Records excerpted from a collection:
[Begin]
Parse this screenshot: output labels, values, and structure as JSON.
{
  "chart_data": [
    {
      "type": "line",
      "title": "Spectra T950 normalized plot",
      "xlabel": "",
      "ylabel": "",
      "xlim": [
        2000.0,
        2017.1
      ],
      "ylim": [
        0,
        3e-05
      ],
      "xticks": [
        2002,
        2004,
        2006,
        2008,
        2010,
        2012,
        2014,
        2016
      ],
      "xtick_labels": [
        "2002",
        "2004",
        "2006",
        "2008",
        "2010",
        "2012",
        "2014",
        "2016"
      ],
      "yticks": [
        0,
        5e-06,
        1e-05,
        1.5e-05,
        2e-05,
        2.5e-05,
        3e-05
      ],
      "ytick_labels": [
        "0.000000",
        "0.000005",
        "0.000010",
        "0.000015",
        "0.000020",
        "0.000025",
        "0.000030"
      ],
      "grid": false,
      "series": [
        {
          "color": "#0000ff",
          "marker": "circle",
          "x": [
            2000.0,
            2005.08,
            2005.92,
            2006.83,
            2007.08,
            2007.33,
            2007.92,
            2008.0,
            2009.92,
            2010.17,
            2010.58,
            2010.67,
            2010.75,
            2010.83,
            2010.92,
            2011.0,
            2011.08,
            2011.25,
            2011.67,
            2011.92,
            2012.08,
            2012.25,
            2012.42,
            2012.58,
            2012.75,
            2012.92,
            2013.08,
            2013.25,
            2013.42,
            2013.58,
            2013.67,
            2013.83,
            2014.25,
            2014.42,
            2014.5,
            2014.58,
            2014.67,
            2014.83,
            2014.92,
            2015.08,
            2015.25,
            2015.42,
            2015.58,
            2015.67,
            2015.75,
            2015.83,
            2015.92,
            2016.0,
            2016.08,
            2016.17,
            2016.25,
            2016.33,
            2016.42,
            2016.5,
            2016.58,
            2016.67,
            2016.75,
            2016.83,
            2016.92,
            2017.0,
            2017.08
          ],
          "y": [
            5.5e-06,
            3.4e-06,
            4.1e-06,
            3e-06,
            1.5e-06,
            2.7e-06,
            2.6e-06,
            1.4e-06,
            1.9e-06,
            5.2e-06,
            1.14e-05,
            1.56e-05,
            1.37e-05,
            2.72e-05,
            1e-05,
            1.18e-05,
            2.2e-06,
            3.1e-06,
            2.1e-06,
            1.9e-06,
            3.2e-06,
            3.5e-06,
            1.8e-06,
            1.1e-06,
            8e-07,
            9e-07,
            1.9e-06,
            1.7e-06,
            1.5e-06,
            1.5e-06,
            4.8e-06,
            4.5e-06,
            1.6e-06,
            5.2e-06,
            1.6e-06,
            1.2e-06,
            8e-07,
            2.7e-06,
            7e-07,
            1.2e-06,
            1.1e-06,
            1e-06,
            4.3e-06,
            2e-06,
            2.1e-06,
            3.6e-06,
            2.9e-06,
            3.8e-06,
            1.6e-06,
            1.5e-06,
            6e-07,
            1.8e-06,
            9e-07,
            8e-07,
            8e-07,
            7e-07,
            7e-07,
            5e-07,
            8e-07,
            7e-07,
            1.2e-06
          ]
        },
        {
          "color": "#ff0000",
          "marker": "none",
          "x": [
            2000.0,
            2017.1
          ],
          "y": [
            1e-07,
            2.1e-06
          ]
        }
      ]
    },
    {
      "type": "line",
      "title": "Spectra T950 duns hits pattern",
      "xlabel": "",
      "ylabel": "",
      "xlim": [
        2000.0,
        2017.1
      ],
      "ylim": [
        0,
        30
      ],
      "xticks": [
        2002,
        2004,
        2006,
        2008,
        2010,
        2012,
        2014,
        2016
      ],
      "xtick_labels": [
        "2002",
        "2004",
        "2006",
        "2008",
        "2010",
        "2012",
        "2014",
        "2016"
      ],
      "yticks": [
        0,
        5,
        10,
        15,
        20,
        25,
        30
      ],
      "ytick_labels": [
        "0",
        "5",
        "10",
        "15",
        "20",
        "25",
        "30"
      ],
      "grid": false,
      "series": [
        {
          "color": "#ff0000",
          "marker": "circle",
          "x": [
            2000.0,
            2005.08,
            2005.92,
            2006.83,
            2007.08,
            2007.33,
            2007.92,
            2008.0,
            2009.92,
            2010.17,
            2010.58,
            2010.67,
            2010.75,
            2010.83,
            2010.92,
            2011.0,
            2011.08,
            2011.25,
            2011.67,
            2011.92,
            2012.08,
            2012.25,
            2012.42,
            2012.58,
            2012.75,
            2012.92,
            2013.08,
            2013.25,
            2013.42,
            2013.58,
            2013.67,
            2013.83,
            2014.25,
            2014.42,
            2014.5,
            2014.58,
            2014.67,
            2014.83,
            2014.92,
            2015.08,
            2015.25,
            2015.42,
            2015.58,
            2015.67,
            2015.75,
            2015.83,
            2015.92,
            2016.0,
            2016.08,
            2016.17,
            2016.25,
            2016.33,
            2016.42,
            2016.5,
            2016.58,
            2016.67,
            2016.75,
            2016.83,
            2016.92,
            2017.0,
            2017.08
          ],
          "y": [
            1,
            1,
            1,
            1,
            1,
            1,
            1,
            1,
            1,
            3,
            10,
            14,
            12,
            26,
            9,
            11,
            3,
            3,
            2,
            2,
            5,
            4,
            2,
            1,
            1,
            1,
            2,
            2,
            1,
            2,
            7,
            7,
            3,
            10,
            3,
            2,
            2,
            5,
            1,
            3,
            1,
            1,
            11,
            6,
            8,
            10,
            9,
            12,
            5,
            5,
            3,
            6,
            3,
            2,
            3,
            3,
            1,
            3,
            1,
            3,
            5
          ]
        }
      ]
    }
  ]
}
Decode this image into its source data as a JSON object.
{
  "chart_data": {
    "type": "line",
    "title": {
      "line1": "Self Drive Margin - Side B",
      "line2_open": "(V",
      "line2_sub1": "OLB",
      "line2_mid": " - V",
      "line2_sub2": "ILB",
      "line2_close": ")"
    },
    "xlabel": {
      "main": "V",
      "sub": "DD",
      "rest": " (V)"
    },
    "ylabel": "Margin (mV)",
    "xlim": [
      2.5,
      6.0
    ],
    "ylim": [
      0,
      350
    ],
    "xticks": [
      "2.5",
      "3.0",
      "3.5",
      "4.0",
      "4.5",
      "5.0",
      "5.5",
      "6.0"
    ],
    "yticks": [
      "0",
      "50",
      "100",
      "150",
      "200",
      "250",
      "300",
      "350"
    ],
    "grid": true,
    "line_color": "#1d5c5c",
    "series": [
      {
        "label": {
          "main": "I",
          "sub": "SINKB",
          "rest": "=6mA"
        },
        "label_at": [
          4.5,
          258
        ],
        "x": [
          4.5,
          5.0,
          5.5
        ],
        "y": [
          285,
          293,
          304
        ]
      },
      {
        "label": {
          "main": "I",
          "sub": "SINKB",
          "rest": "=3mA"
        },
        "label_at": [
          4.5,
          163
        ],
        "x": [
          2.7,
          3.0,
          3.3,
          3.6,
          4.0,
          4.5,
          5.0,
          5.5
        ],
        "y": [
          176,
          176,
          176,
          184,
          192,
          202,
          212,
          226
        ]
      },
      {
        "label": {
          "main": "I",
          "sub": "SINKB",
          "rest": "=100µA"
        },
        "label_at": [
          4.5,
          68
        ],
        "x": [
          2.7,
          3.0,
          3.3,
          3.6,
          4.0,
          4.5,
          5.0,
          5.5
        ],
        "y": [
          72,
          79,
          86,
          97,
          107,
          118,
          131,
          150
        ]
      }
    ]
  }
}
[End]
» **The exercise**:
Repeat each record in full; every line must match exactly.

» **The result**:
Parse this screenshot: output labels, values, and structure as JSON.
{
  "chart_data": [
    {
      "type": "line",
      "title": "Spectra T950 normalized plot",
      "xlabel": "",
      "ylabel": "",
      "xlim": [
        2000.0,
        2017.1
      ],
      "ylim": [
        0,
        3e-05
      ],
      "xticks": [
        2002,
        2004,
        2006,
        2008,
        2010,
        2012,
        2014,
        2016
      ],
      "xtick_labels": [
        "2002",
        "2004",
        "2006",
        "2008",
        "2010",
        "2012",
        "2014",
        "2016"
      ],
      "yticks": [
        0,
        5e-06,
        1e-05,
        1.5e-05,
        2e-05,
        2.5e-05,
        3e-05
      ],
      "ytick_labels": [
        "0.000000",
        "0.000005",
        "0.000010",
        "0.000015",
        "0.000020",
        "0.000025",
        "0.000030"
      ],
      "grid": false,
      "series": [
        {
          "color": "#0000ff",
          "marker": "circle",
          "x": [
            2000.0,
            2005.08,
            2005.92,
            2006.83,
            2007.08,
            2007.33,
            2007.92,
            2008.0,
            2009.92,
            2010.17,
            2010.58,
            2010.67,
            2010.75,
            2010.83,
            2010.92,
            2011.0,
            2011.08,
            2011.25,
            2011.67,
            2011.92,
            2012.08,
            2012.25,
            2012.42,
            2012.58,
            2012.75,
            2012.92,
            2013.08,
            2013.25,
            2013.42,
            2013.58,
            2013.67,
            2013.83,
            2014.25,
            2014.42,
            2014.5,
            2014.58,
            2014.67,
            2014.83,
            2014.92,
            2015.08,
            2015.25,
            2015.42,
            2015.58,
            2015.67,
            2015.75,
            2015.83,
            2015.92,
            2016.0,
            2016.08,
            2016.17,
            2016.25,
            2016.33,
            2016.42,
            2016.5,
            2016.58,
            2016.67,
            2016.75,
            2016.83,
            2016.92,
            2017.0,
            2017.08
          ],
          "y": [
            5.5e-06,
            3.4e-06,
            4.1e-06,
            3e-06,
            1.5e-06,
            2.7e-06,
            2.6e-06,
            1.4e-06,
            1.9e-06,
            5.2e-06,
            1.14e-05,
            1.56e-05,
            1.37e-05,
            2.72e-05,
            1e-05,
            1.18e-05,
            2.2e-06,
            3.1e-06,
            2.1e-06,
            1.9e-06,
            3.2e-06,
            3.5e-06,
            1.8e-06,
            1.1e-06,
            8e-07,
            9e-07,
            1.9e-06,
            1.7e-06,
            1.5e-06,
            1.5e-06,
            4.8e-06,
            4.5e-06,
            1.6e-06,
            5.2e-06,
            1.6e-06,
            1.2e-06,
            8e-07,
            2.7e-06,
            7e-07,
            1.2e-06,
            1.1e-06,
            1e-06,
            4.3e-06,
            2e-06,
            2.1e-06,
            3.6e-06,
            2.9e-06,
            3.8e-06,
            1.6e-06,
            1.5e-06,
            6e-07,
            1.8e-06,
            9e-07,
            8e-07,
            8e-07,
            7e-07,
            7e-07,
            5e-07,
            8e-07,
            7e-07,
            1.2e-06
          ]
        },
        {
          "color": "#ff0000",
          "marker": "none",
          "x": [
            2000.0,
            2017.1
          ],
          "y": [
            1e-07,
            2.1e-06
          ]
        }
      ]
    },
    {
      "type": "line",
      "title": "Spectra T950 duns hits pattern",
      "xlabel": "",
      "ylabel": "",
      "xlim": [
        2000.0,
        2017.1
      ],
      "ylim": [
        0,
        30
      ],
      "xticks": [
        2002,
        2004,
        2006,
        2008,
        2010,
        2012,
        2014,
        2016
      ],
      "xtick_labels": [
        "2002",
        "2004",
        "2006",
        "2008",
        "2010",
        "2012",
        "2014",
        "2016"
      ],
      "yticks": [
        0,
        5,
        10,
        15,
        20,
        25,
        30
      ],
      "ytick_labels": [
        "0",
        "5",
        "10",
        "15",
        "20",
        "25",
        "30"
      ],
      "grid": false,
      "series": [
        {
          "color": "#ff0000",
          "marker": "circle",
          "x": [
            2000.0,
            2005.08,
            2005.92,
            2006.83,
            2007.08,
            2007.33,
            2007.92,
            2008.0,
            2009.92,
            2010.17,
            2010.58,
            2010.67,
            2010.75,
            2010.83,
            2010.92,
            2011.0,
            2011.08,
            2011.25,
            2011.67,
            2011.92,
            2012.08,
            2012.25,
            2012.42,
            2012.58,
            2012.75,
            2012.92,
            2013.08,
            2013.25,
            2013.42,
            2013.58,
            2013.67,
            2013.83,
            2014.25,
            2014.42,
            2014.5,
            2014.58,
            2014.67,
            2014.83,
            2014.92,
            2015.08,
            2015.25,
            2015.42,
            2015.58,
            2015.67,
            2015.75,
            2015.83,
            2015.92,
            2016.0,
            2016.08,
            2016.17,
            2016.25,
            2016.33,
            2016.42,
            2016.5,
            2016.58,
            2016.67,
            2016.75,
            2016.83,
            2016.92,
            2017.0,
            2017.08
          ],
          "y": [
            1,
            1,
            1,
            1,
            1,
            1,
            1,
            1,
            1,
            3,
            10,
            14,
            12,
            26,
            9,
            11,
            3,
            3,
            2,
            2,
            5,
            4,
            2,
            1,
            1,
            1,
            2,
            2,
            1,
            2,
            7,
            7,
            3,
            10,
            3,
            2,
            2,
            5,
            1,
            3,
            1,
            1,
            11,
            6,
            8,
            10,
            9,
            12,
            5,
            5,
            3,
            6,
            3,
            2,
            3,
            3,
            1,
            3,
            1,
            3,
            5
          ]
        }
      ]
    }
  ]
}
Decode this image into its source data as a JSON object.
{
  "chart_data": {
    "type": "line",
    "title": {
      "line1": "Self Drive Margin - Side B",
      "line2_open": "(V",
      "line2_sub1": "OLB",
      "line2_mid": " - V",
      "line2_sub2": "ILB",
      "line2_close": ")"
    },
    "xlabel": {
      "main": "V",
      "sub": "DD",
      "rest": " (V)"
    },
    "ylabel": "Margin (mV)",
    "xlim": [
      2.5,
      6.0
    ],
    "ylim": [
      0,
      350
    ],
    "xticks": [
      "2.5",
      "3.0",
      "3.5",
      "4.0",
      "4.5",
      "5.0",
      "5.5",
      "6.0"
    ],
    "yticks": [
      "0",
      "50",
      "100",
      "150",
      "200",
      "250",
      "300",
      "350"
    ],
    "grid": true,
    "line_color": "#1d5c5c",
    "series": [
      {
        "label": {
          "main": "I",
          "sub": "SINKB",
          "rest": "=6mA"
        },
        "label_at": [
          4.5,
          258
        ],
        "x": [
          4.5,
          5.0,
          5.5
        ],
        "y": [
          285,
          293,
          304
        ]
      },
      {
        "label": {
          "main": "I",
          "sub": "SINKB",
          "rest": "=3mA"
        },
        "label_at": [
          4.5,
          163
        ],
        "x": [
          2.7,
          3.0,
          3.3,
          3.6,
          4.0,
          4.5,
          5.0,
          5.5
        ],
        "y": [
          176,
          176,
          176,
          184,
          192,
          202,
          212,
          226
        ]
      },
      {
        "label": {
          "main": "I",
          "sub": "SINKB",
          "rest": "=100µA"
        },
        "label_at": [
          4.5,
          68
        ],
        "x": [
          2.7,
          3.0,
          3.3,
          3.6,
          4.0,
          4.5,
          5.0,
          5.5
        ],
        "y": [
          72,
          79,
          86,
          97,
          107,
          118,
          131,
          150
        ]
      }
    ]
  }
}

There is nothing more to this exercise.